PROBLEM 1 -> Transcribe the passage of the Ice Breaker speech, everything from "As someone with" down to "ironically, more words.".
PROBLEM 2 -> List the whispered phrases that keep the speaker awake at night, according to the Ice Breaker speech.
━━ EXCERPT TO READ
Speech 1: The Ice Breaker. The first speech of the Toastmasters Competent Communicator program is about introducing myself to the group, providing a benchmark for my current skill level, and standing and speaking without vomiting or passing out.
Mr/Madam Toastmaster, fellow members, and guests.
I’ve spent most of my life fighting with the voices in my head. Just the one voice, really. The one that tells me I’m not good enough, that no one likes me, that I am unworthy.
As someone with generalized anxiety disorder, I’m used to this voice. It’s been in my head since the beginning. In elementary school, if we were running behind in the morning, I’d sob all the way to school, petrified by the thought of walking into class late.
I still think about the conversation I had with someone in high school, 16 years ago, that might — might — have been interpreted as something embarrassing.
My anxiety has always been the worst at night, when I’m kept awake by whispers: I should have… I need to… Why didn’t I… What if I… Why did I… When I’m going through an especially bad spell, the thoughts tumble through my head like a hamster on a wheel, keeping me from focusing on anything for more than a few seconds.
Over the years I’ve learned to fight these words with, ironically, more words.
I started when I was small. The family legend is that I was a holy terror until I learned how to read. My mother thinks I was just bored out of my tiny skull and reading finally gave me a way to entertain myself. But I think I used it as a way to self-soothe. Reading has always brought me a sense of peace and focus. It’s nice being in someone else’s head for a change.
━━━━
━━ GIVEN ENTRIES
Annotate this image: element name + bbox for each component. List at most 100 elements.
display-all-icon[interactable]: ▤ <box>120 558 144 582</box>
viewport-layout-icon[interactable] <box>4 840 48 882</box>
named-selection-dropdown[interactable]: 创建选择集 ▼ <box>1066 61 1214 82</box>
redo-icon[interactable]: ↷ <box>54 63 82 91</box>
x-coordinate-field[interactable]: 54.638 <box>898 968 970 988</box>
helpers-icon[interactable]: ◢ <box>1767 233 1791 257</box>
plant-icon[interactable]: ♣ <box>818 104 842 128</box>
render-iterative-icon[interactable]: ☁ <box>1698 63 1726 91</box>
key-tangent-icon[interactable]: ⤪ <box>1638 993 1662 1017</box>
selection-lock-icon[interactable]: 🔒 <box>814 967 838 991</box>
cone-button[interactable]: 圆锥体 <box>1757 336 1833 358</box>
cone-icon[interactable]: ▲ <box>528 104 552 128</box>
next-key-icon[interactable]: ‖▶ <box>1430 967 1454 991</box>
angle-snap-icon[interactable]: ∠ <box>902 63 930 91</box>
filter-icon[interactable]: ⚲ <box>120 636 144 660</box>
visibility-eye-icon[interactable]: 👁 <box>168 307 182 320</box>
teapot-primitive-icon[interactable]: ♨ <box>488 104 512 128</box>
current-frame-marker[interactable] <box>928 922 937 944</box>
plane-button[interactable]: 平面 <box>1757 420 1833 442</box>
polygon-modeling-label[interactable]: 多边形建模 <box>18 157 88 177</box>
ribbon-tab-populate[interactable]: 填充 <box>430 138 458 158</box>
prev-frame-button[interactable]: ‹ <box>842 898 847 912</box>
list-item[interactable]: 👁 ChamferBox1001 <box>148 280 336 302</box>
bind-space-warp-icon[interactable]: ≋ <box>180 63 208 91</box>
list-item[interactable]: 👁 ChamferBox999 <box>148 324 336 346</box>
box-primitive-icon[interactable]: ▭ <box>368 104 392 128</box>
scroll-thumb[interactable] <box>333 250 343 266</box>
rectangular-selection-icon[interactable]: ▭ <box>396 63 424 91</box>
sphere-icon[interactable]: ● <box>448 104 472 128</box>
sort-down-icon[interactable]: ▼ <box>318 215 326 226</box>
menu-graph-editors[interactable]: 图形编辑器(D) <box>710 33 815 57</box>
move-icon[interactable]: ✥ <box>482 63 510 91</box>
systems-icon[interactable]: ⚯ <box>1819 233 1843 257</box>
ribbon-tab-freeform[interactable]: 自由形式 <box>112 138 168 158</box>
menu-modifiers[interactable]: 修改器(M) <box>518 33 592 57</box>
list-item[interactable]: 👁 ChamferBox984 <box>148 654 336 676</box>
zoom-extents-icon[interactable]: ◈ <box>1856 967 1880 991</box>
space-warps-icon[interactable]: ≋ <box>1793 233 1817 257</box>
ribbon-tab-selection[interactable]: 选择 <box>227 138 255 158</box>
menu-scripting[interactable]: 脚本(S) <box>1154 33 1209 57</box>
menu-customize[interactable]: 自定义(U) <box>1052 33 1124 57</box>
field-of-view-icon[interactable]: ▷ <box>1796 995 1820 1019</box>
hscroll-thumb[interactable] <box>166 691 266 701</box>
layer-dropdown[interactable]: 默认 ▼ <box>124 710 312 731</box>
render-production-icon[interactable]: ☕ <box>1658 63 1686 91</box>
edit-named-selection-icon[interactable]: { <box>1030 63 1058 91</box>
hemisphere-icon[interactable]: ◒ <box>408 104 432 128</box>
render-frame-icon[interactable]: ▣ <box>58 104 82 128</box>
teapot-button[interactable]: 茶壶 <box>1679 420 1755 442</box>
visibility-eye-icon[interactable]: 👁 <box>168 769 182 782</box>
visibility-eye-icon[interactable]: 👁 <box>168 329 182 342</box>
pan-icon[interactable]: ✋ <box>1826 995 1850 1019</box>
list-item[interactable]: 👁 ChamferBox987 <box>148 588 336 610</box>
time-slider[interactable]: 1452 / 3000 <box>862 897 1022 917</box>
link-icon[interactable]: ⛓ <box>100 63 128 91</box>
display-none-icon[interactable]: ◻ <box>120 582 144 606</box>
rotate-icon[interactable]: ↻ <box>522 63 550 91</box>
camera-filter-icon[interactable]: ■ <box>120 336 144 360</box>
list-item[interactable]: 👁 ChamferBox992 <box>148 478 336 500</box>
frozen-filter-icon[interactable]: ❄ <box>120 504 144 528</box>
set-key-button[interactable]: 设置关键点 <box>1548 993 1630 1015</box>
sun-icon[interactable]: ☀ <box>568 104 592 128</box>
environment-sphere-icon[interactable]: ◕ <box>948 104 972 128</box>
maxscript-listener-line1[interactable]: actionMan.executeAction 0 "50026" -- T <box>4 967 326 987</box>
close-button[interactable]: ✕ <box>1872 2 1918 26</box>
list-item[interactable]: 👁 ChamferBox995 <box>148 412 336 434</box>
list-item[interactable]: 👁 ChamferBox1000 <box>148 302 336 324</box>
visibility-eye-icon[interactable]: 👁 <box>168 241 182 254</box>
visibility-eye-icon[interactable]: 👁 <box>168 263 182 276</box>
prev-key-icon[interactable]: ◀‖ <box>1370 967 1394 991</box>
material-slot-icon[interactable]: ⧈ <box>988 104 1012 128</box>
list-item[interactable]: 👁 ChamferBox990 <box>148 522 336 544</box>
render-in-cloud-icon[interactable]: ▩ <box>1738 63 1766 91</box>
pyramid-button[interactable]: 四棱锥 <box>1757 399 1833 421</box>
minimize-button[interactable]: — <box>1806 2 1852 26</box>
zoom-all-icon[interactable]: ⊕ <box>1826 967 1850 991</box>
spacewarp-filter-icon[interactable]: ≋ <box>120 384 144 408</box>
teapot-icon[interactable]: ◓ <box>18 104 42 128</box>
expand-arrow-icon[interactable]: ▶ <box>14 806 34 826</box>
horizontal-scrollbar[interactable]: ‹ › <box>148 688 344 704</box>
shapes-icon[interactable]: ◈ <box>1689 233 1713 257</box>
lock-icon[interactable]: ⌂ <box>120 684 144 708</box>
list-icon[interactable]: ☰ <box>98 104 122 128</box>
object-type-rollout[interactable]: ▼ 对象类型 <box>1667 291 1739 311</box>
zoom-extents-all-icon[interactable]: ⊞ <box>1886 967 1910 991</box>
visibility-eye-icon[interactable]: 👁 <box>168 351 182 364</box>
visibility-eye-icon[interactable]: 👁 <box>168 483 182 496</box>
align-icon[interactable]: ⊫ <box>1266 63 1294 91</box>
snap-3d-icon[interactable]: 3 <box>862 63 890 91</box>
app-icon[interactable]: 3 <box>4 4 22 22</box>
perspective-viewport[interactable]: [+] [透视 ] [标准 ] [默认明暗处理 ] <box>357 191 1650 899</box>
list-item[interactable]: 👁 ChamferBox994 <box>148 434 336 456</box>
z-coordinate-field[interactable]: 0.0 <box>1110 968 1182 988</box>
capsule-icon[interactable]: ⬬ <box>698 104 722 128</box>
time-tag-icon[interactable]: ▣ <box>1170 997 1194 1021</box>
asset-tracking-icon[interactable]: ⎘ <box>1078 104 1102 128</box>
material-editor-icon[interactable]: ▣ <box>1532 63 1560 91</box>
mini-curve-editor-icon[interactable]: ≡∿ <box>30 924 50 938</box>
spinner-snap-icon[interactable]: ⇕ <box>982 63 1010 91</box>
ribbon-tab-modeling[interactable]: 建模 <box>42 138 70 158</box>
━━━━
TASK RESULT 1 ->
As someone with generalized anxiety disorder, I’m used to this voice. It’s been in my head since the beginning. In elementary school, if we were running behind in the morning, I’d sob all the way to school, petrified by the thought of walking into class late.
I still think about the conversation I had with someone in high school, 16 years ago, that might — might — have been interpreted as something embarrassing.
My anxiety has always been the worst at night, when I’m kept awake by whispers: I should have… I need to… Why didn’t I… What if I… Why did I… When I’m going through an especially bad spell, the thoughts tumble through my head like a hamster on a wheel, keeping me from focusing on anything for more than a few seconds.
Over the years I’ve learned to fight these words with, ironically, more words.

TASK RESULT 2 ->
I should have…
I need to…
Why didn't I…
What if I…
Why did I…